**Stored data**
::::::
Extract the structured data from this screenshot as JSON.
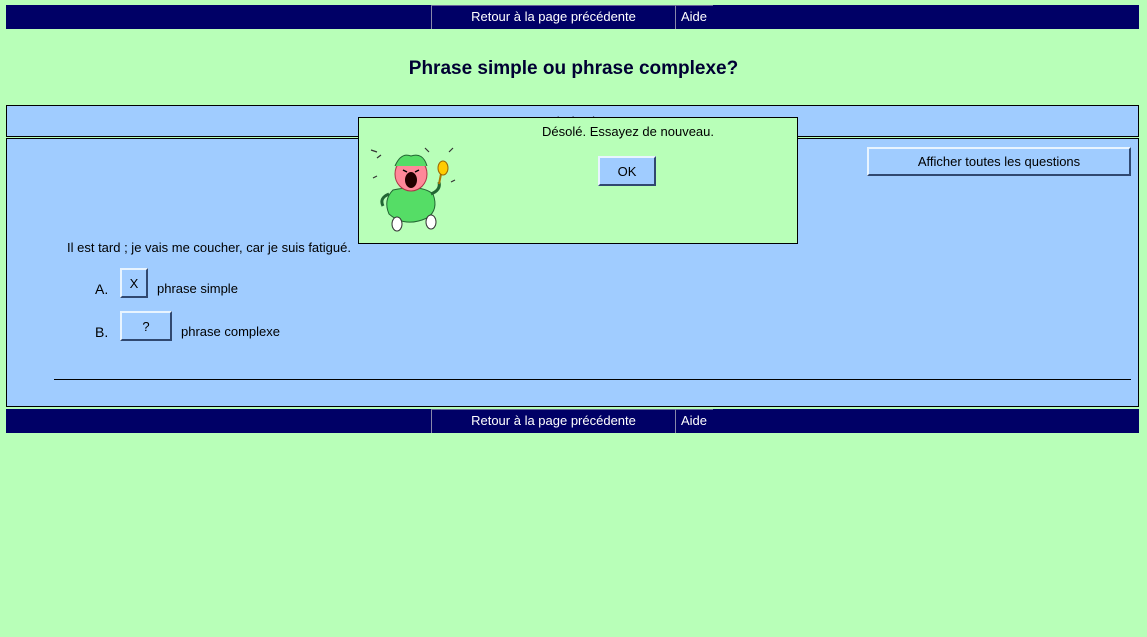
{
  "nav": {
    "back_label": "Retour à la page précédente",
    "help_label": "Aide"
  },
  "page": {
    "title": "Phrase simple ou phrase complexe?"
  },
  "header": {
    "text": "1/1 (0%)"
  },
  "toolbar": {
    "show_all_label": "Afficher toutes les questions"
  },
  "question": {
    "text": "Il est tard ; je vais me coucher, car je suis fatigué.",
    "options": [
      {
        "letter": "A.",
        "button": "X",
        "text": "phrase simple"
      },
      {
        "letter": "B.",
        "button": "?",
        "text": "phrase complexe"
      }
    ]
  },
  "dialog": {
    "message": "Désolé. Essayez de nouveau.",
    "ok_label": "OK",
    "icon": "crying-baby-icon"
  },
  "colors": {
    "background": "#b8ffb8",
    "panel": "#a0ccff",
    "navbar": "#000066"
  }
}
::::::
Will you restate every entry word for word and omit the images?

Extract the structured data from this screenshot as JSON.
{
  "nav": {
    "back_label": "Retour à la page précédente",
    "help_label": "Aide"
  },
  "page": {
    "title": "Phrase simple ou phrase complexe?"
  },
  "header": {
    "text": "1/1 (0%)"
  },
  "toolbar": {
    "show_all_label": "Afficher toutes les questions"
  },
  "question": {
    "text": "Il est tard ; je vais me coucher, car je suis fatigué.",
    "options": [
      {
        "letter": "A.",
        "button": "X",
        "text": "phrase simple"
      },
      {
        "letter": "B.",
        "button": "?",
        "text": "phrase complexe"
      }
    ]
  },
  "dialog": {
    "message": "Désolé. Essayez de nouveau.",
    "ok_label": "OK",
    "icon": "crying-baby-icon"
  },
  "colors": {
    "background": "#b8ffb8",
    "panel": "#a0ccff",
    "navbar": "#000066"
  }
}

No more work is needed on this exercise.